Record extracts:
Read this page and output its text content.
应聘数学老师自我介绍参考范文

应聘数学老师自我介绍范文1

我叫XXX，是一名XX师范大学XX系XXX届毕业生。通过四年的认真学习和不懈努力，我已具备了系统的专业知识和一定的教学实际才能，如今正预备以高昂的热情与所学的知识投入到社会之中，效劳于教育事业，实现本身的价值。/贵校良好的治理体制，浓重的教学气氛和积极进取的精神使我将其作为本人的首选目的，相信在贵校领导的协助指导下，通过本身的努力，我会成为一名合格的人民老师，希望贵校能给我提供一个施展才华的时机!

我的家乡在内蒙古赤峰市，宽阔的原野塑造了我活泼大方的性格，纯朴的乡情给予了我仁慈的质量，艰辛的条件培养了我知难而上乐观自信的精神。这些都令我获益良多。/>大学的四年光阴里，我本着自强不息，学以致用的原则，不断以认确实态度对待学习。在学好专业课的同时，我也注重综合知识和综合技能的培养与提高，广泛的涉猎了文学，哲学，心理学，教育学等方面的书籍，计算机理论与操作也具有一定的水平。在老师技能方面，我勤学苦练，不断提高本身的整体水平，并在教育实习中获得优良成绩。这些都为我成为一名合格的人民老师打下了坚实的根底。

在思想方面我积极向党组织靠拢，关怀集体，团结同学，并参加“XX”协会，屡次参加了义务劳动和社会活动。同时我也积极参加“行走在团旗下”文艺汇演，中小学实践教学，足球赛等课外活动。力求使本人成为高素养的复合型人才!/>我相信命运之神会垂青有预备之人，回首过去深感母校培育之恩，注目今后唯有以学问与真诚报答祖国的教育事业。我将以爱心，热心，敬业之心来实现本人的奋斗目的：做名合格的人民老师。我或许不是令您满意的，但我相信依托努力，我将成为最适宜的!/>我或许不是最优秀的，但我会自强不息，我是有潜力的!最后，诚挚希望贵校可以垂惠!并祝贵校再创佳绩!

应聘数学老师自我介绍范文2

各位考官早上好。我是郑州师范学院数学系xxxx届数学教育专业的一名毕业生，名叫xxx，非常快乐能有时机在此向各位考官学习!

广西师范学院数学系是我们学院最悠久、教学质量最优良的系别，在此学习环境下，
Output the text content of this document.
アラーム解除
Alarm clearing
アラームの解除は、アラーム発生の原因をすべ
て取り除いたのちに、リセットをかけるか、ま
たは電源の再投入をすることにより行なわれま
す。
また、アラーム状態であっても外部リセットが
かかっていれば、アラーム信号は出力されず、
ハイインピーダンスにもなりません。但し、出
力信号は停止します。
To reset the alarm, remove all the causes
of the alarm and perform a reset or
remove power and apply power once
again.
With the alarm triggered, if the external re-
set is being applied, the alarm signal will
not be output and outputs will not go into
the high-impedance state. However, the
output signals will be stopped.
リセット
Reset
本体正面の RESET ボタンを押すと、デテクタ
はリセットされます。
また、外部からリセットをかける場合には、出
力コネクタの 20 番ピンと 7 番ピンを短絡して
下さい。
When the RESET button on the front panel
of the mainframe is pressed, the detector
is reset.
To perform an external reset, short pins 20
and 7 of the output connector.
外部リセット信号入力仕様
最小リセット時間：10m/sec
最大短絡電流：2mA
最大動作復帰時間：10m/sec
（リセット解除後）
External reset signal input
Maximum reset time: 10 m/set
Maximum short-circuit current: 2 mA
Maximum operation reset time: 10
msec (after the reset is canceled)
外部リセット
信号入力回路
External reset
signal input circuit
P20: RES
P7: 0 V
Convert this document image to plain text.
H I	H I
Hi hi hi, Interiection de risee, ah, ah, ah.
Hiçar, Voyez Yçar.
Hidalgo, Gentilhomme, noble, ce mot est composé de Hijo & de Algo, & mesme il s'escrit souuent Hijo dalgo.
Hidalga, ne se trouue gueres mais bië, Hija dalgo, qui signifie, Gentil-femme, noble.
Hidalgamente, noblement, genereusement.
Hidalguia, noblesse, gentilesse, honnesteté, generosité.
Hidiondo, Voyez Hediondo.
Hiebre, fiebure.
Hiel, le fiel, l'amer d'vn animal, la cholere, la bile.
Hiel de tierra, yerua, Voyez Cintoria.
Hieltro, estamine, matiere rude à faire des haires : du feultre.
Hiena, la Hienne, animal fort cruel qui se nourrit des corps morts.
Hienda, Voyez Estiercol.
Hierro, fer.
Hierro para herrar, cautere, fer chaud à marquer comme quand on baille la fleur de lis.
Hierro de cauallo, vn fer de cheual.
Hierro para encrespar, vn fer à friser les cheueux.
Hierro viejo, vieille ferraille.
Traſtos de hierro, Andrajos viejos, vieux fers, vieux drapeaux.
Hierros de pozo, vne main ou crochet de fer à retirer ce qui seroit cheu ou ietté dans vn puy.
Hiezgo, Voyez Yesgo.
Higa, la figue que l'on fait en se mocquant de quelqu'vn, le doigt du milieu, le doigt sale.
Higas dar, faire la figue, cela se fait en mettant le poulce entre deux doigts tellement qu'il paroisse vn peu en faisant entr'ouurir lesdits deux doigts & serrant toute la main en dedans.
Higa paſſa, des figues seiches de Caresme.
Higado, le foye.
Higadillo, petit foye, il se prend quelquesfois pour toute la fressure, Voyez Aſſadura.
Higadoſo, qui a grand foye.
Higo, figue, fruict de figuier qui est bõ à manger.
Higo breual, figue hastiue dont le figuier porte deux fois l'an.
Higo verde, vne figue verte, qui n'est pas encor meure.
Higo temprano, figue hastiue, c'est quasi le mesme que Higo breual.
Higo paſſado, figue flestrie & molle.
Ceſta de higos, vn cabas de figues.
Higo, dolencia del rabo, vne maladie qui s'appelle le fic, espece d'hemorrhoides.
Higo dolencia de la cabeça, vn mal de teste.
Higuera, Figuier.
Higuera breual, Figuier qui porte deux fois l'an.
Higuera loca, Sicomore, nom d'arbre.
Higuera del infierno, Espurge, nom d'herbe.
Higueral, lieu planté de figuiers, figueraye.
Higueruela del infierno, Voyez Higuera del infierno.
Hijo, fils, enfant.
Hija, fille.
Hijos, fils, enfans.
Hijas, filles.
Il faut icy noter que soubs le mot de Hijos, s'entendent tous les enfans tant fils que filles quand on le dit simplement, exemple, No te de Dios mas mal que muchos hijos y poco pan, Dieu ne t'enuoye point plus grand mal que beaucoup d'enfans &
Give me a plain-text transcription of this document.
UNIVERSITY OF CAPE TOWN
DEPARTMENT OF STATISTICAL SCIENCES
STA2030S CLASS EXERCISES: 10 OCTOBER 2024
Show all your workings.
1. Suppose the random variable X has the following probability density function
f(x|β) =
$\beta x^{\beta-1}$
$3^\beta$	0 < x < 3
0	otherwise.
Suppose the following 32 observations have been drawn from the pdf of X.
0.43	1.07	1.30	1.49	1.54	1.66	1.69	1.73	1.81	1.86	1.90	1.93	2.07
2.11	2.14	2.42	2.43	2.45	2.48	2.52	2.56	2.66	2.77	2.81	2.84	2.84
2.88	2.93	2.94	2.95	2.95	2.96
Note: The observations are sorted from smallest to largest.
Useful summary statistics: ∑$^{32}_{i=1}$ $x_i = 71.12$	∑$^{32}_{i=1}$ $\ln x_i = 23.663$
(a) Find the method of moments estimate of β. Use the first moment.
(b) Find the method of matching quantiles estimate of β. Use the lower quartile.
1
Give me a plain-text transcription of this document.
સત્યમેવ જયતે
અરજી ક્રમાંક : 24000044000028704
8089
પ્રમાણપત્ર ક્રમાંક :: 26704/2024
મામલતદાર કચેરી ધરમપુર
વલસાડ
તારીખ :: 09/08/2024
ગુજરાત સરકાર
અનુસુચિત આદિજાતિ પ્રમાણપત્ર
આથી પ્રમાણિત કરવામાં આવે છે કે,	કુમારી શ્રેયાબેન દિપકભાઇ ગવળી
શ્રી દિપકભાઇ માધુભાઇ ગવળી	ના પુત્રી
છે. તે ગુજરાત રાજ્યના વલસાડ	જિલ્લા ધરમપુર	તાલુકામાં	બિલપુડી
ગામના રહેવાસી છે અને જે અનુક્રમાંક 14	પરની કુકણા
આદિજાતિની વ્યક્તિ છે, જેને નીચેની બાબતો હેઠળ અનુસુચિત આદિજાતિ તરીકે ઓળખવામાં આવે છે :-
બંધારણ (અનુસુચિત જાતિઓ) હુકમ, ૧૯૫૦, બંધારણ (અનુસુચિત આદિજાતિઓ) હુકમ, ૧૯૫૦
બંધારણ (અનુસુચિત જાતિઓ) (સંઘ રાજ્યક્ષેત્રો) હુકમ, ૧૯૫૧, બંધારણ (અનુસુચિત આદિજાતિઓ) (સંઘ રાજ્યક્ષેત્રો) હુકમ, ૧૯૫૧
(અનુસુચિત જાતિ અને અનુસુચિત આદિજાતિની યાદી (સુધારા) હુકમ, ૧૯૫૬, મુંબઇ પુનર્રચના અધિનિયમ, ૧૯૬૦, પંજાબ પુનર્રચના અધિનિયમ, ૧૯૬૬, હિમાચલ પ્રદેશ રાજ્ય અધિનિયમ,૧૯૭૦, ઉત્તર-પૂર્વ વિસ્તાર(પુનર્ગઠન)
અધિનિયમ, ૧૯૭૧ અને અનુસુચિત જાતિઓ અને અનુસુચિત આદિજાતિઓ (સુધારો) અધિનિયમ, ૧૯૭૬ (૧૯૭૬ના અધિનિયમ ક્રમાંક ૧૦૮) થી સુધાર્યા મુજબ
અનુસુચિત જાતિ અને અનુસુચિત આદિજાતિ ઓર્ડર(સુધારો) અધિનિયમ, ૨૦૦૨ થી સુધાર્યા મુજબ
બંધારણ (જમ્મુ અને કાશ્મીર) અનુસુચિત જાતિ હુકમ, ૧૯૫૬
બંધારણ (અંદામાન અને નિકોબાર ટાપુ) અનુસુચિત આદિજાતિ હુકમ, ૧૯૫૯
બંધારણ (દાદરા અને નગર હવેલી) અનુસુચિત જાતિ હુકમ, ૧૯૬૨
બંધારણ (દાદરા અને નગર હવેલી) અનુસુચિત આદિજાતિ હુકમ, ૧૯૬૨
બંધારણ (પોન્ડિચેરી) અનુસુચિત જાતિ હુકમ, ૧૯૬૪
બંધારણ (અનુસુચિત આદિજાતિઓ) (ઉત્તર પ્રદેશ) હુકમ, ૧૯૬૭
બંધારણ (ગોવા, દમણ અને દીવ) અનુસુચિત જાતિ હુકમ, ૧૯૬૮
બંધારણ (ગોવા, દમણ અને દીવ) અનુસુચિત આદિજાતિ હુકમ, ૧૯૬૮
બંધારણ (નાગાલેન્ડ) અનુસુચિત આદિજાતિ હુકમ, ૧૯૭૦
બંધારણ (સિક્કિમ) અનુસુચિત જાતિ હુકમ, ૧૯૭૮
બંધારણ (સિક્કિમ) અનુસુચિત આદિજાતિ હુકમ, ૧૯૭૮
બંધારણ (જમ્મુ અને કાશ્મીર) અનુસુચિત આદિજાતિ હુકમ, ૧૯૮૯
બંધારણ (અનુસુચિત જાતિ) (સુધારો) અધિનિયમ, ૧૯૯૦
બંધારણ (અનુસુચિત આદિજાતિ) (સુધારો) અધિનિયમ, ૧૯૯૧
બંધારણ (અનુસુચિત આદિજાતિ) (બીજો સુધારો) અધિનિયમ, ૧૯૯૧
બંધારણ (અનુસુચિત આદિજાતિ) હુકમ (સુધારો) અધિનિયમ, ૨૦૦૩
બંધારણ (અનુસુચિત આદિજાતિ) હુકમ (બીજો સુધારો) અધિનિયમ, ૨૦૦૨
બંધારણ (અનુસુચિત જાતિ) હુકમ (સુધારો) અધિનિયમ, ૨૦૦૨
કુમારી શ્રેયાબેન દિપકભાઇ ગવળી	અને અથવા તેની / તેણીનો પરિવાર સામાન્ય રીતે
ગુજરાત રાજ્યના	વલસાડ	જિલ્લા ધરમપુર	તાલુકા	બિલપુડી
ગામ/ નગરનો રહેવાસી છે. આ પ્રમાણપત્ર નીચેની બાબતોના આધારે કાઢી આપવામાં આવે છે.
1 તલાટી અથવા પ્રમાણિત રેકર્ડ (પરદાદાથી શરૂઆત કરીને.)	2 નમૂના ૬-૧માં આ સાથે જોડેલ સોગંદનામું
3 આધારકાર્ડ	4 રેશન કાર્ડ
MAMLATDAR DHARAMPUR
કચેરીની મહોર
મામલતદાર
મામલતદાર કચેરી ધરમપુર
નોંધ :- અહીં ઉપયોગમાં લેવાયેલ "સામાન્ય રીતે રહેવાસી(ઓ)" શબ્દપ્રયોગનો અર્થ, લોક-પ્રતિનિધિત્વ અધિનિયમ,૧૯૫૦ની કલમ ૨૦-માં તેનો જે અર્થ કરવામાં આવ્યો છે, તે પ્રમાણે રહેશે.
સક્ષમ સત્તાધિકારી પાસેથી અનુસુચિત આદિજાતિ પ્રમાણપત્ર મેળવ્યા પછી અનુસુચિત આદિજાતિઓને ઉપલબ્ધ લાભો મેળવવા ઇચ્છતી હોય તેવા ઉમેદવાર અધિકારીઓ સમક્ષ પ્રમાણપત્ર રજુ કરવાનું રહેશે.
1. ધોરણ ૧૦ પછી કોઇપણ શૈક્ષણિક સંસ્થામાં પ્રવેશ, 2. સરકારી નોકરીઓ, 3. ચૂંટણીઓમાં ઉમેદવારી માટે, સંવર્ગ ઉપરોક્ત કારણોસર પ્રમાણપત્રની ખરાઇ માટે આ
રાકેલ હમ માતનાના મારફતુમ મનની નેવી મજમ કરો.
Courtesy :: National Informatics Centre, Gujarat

Work to be completed: Read the data above. Pull out each line in which the string "will" appears.

Correct answer:
set is being applied, the alarm signal will
not be output and outputs will not go into
output signals will be stopped.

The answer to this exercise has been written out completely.